▶ TEXTE EXTRAIT:
--
Huit ans après l’avoir quitté, John Dramani Mahama se prépare à revenir au pouvoir au Ghana. L’ancien chef de l’Etat (2012-2017) a largement remporté l’élection présidentielle du 7 décembre face à Mahamudu Bawumia, vice-président sortant et candidat du Nouveau Parti patriotique (NPP), avec 56,55 % des suffrages exprimés – soit six points de plus que lors de sa première élection, en 2012.
A 66 ans, le candidat du Congrès national démocratique (NDC) marche désormais dans les pas de la figure tutélaire de son parti, Jerry Rawlings, élu en 1992 après deux putschs en 1979 et 1981. Avec une différence majeure : John Dramani Mahama n’a jamais mené de coup d’Etat et est donc le premier président ghanéen à revenir au pouvoir par les urnes.
Sa carrière politique débute en 1996, avec son élection comme député dans sa région natale de Savannah (nord-ouest). Un temps ministre de la communication de Jerry Rawlings, il connaît sa première consécration nationale en 2008 après l’élection de John Atta Mills, qui le choisit comme vice-président. « Le NDC a vu en lui un candidat jeune et apprécié par une large partie de la population, analyse Franklin Cudjoe, fondateur et président du centre de réflexion ghanéen Imani. Il n’était pas le genre de politicien à se comporter de manière brute ou agressive, ce qui lui a permis d’obtenir le respect d’une bonne frange de la sphère politique. »
John Dramani Mahama a toujours baigné dans la politique. Son père, Emmanuel Adama Mahama, était membre du Parlement puis a été nommé administrateur de la région du Nord par Kwame Nkrumah, père de l’indépendance et figure du panafricanisme. La chute du premier président du Ghana, renversé en 1966 par un coup d’Etat, marquera l’esprit de John Dramani Mahama. Dans My First Coup d’Etat : Memories from the Lost Decades of Africa, ses mémoires publiées en 2012, il raconte notamment que « ce moment a marqué l’éveil de [sa] conscience » et « a changé [sa] vie et influencé tous les moments qui ont suivi ».
--
▶ LIGNES FOURNIES:
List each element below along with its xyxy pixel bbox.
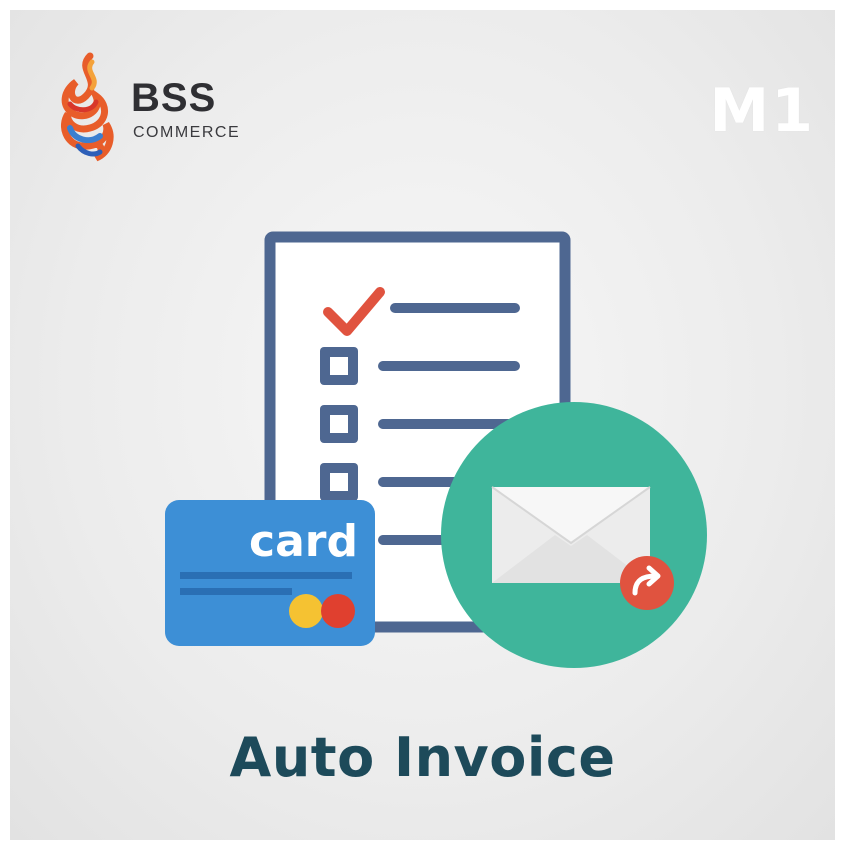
credit-card-icon: card: [165, 500, 375, 646]
checkbox-icon: [320, 463, 358, 501]
checklist-line: [378, 361, 520, 371]
product-title: Auto Invoice: [229, 726, 616, 789]
product-banner: BSS COMMERCE M1 card Auto Invoice: [10, 10, 835, 840]
card-label: card: [249, 516, 358, 567]
checklist-line: [390, 303, 520, 313]
checkbox-icon: [320, 347, 358, 385]
coin-red: [321, 594, 355, 628]
checkbox-icon: [320, 405, 358, 443]
coin-yellow: [289, 594, 323, 628]
auto-invoice-illustration: card: [165, 231, 707, 668]
forward-arrow-icon: [620, 556, 674, 610]
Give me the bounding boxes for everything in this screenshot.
--
▶ CONSIGNES:
1 - Selon l'article sur le retour de John Dramani Mahama, quelle part des suffrages exprimés a-t-il recueillie à l'élection présidentielle du 7 décembre ?
2 - Prolongez l'article sur le retour au pouvoir de John Dramani Mahama en reprenant après sa dernière phrase.

▶ RÉPONSES:
1 - Il a recueilli 56,55 % des suffrages exprimés.

2 -
Scandales de corruption
Le 24 juillet 2012, il accède à la magistrature suprême après le décès de John Atta Mills. Moins de cinq mois plus tard, il est élu et confirmé dans ses fonctions. Il consacre alors son mandat à des investissements massifs, particulièrement dans le domaine de la santé. Mais sa présidence est aussi marquée par de nombreux scandales de corruption et traversée par l’une des pires crises énergétiques que le Ghana ait connues.
« Cette crise a eu de graves conséquences économiques et sociales, rappelle Lloyd Amoah, chercheur en sciences politiques à l’Université du Ghana. Résultat : le président a globalement été perçu comme moins compétent que ce qu’on attendait de lui. » Un désaveu populaire qui le conduira à perdre la présidentielle de 2016.
Selon Vladimir Antwi-Danso, spécialiste en relations internationales et responsable académique au Collège de commandement et d’état-major des forces armées ghanéennes, John Dramani Mahama a notamment fait preuve, lors de son premier mandat, de « pragmatisme en matière de politique étrangère ». Président en exercice de la Communauté économique des Etats de l’Afrique de l’Ouest (Cedeao) de 2013 à 2015, « il entretenait, conformément à la tradition de non-alignement du Ghana, des liens forts avec les Occidentaux et le Commonwealth, mais aussi avec la Chine et la Russie ».
Ses relations avec la Russie ont récemment refait surface dans le débat public. Cinq mois avant la présidentielle du 7 décembre, l’ancien étudiant à l’Institut des sciences sociales de Moscou s’est rendu dans la capitale russe lors d’un voyage consacré à la réédition de ses mémoires. « Ce déplacement avait soulevé certaines craintes sur d’éventuelles tentatives d’influence étrangère sur le Ghana, souligne Vladimir Antwi-Danso. Mais cela est en partie injustifié. Lors de son premier mandat, il ne s’est pas plus rapproché de la Russie que ne l’avaient fait ses prédécesseurs. »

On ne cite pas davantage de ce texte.